'''

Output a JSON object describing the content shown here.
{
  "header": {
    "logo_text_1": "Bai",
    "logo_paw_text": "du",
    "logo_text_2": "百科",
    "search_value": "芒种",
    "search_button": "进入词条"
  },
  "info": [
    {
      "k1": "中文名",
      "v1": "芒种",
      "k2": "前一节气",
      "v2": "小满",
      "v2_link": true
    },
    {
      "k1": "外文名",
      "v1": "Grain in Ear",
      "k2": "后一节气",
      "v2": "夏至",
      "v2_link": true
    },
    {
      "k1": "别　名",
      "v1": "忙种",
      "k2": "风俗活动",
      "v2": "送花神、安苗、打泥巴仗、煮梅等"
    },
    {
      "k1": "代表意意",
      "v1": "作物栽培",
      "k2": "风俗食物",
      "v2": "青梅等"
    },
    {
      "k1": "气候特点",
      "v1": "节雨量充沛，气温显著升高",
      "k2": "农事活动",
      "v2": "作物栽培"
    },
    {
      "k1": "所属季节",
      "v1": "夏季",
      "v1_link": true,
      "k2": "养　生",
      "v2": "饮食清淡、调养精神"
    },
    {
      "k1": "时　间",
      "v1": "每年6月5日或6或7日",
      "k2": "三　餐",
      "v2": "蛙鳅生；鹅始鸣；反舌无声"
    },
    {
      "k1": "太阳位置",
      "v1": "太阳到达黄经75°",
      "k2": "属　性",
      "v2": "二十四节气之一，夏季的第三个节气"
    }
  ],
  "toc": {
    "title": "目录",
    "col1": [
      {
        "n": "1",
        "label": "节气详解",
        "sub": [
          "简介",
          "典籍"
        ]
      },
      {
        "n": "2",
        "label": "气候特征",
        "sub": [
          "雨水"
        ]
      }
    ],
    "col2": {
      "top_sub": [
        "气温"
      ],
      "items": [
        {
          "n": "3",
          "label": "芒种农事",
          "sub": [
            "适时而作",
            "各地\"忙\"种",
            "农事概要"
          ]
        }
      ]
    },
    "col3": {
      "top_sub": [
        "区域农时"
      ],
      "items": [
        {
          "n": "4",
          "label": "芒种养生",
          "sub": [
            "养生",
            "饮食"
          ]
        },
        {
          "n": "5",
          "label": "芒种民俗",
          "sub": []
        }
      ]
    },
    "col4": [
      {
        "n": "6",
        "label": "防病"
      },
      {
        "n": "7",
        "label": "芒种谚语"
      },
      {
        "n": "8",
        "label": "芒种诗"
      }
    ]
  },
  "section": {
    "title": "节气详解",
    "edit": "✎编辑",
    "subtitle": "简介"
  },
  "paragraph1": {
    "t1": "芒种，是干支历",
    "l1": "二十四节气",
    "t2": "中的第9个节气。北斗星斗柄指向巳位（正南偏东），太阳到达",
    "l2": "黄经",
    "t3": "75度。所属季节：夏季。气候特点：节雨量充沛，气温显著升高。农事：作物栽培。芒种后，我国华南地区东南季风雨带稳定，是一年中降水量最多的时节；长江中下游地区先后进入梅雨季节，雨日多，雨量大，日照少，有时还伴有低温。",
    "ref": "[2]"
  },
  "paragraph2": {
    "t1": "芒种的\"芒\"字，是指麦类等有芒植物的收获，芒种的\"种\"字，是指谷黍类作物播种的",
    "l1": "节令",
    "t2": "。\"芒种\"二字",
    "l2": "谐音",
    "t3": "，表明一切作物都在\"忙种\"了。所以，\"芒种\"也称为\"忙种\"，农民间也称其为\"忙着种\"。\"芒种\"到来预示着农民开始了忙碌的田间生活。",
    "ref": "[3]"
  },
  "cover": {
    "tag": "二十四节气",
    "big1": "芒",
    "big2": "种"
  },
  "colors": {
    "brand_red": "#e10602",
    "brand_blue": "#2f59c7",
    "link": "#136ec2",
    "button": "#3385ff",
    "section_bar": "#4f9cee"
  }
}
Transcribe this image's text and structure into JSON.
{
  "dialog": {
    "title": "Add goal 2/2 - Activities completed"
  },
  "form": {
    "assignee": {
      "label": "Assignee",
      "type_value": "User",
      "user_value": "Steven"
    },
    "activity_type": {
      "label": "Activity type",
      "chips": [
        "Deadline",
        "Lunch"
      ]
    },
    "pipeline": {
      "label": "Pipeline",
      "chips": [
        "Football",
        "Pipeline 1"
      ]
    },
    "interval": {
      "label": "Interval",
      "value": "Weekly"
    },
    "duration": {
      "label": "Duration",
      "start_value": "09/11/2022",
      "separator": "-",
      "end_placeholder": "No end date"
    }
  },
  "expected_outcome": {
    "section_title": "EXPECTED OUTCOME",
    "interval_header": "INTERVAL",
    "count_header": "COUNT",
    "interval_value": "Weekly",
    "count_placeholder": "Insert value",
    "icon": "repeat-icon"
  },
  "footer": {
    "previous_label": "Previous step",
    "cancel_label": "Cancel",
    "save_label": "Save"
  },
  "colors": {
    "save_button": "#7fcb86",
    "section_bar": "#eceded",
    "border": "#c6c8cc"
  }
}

'''

▸ Exercise details
Each entry above is to be set down again in exactly the same words.

▸ Complete output
Output a JSON object describing the content shown here.
{
  "header": {
    "logo_text_1": "Bai",
    "logo_paw_text": "du",
    "logo_text_2": "百科",
    "search_value": "芒种",
    "search_button": "进入词条"
  },
  "info": [
    {
      "k1": "中文名",
      "v1": "芒种",
      "k2": "前一节气",
      "v2": "小满",
      "v2_link": true
    },
    {
      "k1": "外文名",
      "v1": "Grain in Ear",
      "k2": "后一节气",
      "v2": "夏至",
      "v2_link": true
    },
    {
      "k1": "别　名",
      "v1": "忙种",
      "k2": "风俗活动",
      "v2": "送花神、安苗、打泥巴仗、煮梅等"
    },
    {
      "k1": "代表意意",
      "v1": "作物栽培",
      "k2": "风俗食物",
      "v2": "青梅等"
    },
    {
      "k1": "气候特点",
      "v1": "节雨量充沛，气温显著升高",
      "k2": "农事活动",
      "v2": "作物栽培"
    },
    {
      "k1": "所属季节",
      "v1": "夏季",
      "v1_link": true,
      "k2": "养　生",
      "v2": "饮食清淡、调养精神"
    },
    {
      "k1": "时　间",
      "v1": "每年6月5日或6或7日",
      "k2": "三　餐",
      "v2": "蛙鳅生；鹅始鸣；反舌无声"
    },
    {
      "k1": "太阳位置",
      "v1": "太阳到达黄经75°",
      "k2": "属　性",
      "v2": "二十四节气之一，夏季的第三个节气"
    }
  ],
  "toc": {
    "title": "目录",
    "col1": [
      {
        "n": "1",
        "label": "节气详解",
        "sub": [
          "简介",
          "典籍"
        ]
      },
      {
        "n": "2",
        "label": "气候特征",
        "sub": [
          "雨水"
        ]
      }
    ],
    "col2": {
      "top_sub": [
        "气温"
      ],
      "items": [
        {
          "n": "3",
          "label": "芒种农事",
          "sub": [
            "适时而作",
            "各地\"忙\"种",
            "农事概要"
          ]
        }
      ]
    },
    "col3": {
      "top_sub": [
        "区域农时"
      ],
      "items": [
        {
          "n": "4",
          "label": "芒种养生",
          "sub": [
            "养生",
            "饮食"
          ]
        },
        {
          "n": "5",
          "label": "芒种民俗",
          "sub": []
        }
      ]
    },
    "col4": [
      {
        "n": "6",
        "label": "防病"
      },
      {
        "n": "7",
        "label": "芒种谚语"
      },
      {
        "n": "8",
        "label": "芒种诗"
      }
    ]
  },
  "section": {
    "title": "节气详解",
    "edit": "✎编辑",
    "subtitle": "简介"
  },
  "paragraph1": {
    "t1": "芒种，是干支历",
    "l1": "二十四节气",
    "t2": "中的第9个节气。北斗星斗柄指向巳位（正南偏东），太阳到达",
    "l2": "黄经",
    "t3": "75度。所属季节：夏季。气候特点：节雨量充沛，气温显著升高。农事：作物栽培。芒种后，我国华南地区东南季风雨带稳定，是一年中降水量最多的时节；长江中下游地区先后进入梅雨季节，雨日多，雨量大，日照少，有时还伴有低温。",
    "ref": "[2]"
  },
  "paragraph2": {
    "t1": "芒种的\"芒\"字，是指麦类等有芒植物的收获，芒种的\"种\"字，是指谷黍类作物播种的",
    "l1": "节令",
    "t2": "。\"芒种\"二字",
    "l2": "谐音",
    "t3": "，表明一切作物都在\"忙种\"了。所以，\"芒种\"也称为\"忙种\"，农民间也称其为\"忙着种\"。\"芒种\"到来预示着农民开始了忙碌的田间生活。",
    "ref": "[3]"
  },
  "cover": {
    "tag": "二十四节气",
    "big1": "芒",
    "big2": "种"
  },
  "colors": {
    "brand_red": "#e10602",
    "brand_blue": "#2f59c7",
    "link": "#136ec2",
    "button": "#3385ff",
    "section_bar": "#4f9cee"
  }
}
Transcribe this image's text and structure into JSON.
{
  "dialog": {
    "title": "Add goal 2/2 - Activities completed"
  },
  "form": {
    "assignee": {
      "label": "Assignee",
      "type_value": "User",
      "user_value": "Steven"
    },
    "activity_type": {
      "label": "Activity type",
      "chips": [
        "Deadline",
        "Lunch"
      ]
    },
    "pipeline": {
      "label": "Pipeline",
      "chips": [
        "Football",
        "Pipeline 1"
      ]
    },
    "interval": {
      "label": "Interval",
      "value": "Weekly"
    },
    "duration": {
      "label": "Duration",
      "start_value": "09/11/2022",
      "separator": "-",
      "end_placeholder": "No end date"
    }
  },
  "expected_outcome": {
    "section_title": "EXPECTED OUTCOME",
    "interval_header": "INTERVAL",
    "count_header": "COUNT",
    "interval_value": "Weekly",
    "count_placeholder": "Insert value",
    "icon": "repeat-icon"
  },
  "footer": {
    "previous_label": "Previous step",
    "cancel_label": "Cancel",
    "save_label": "Save"
  },
  "colors": {
    "save_button": "#7fcb86",
    "section_bar": "#eceded",
    "border": "#c6c8cc"
  }
}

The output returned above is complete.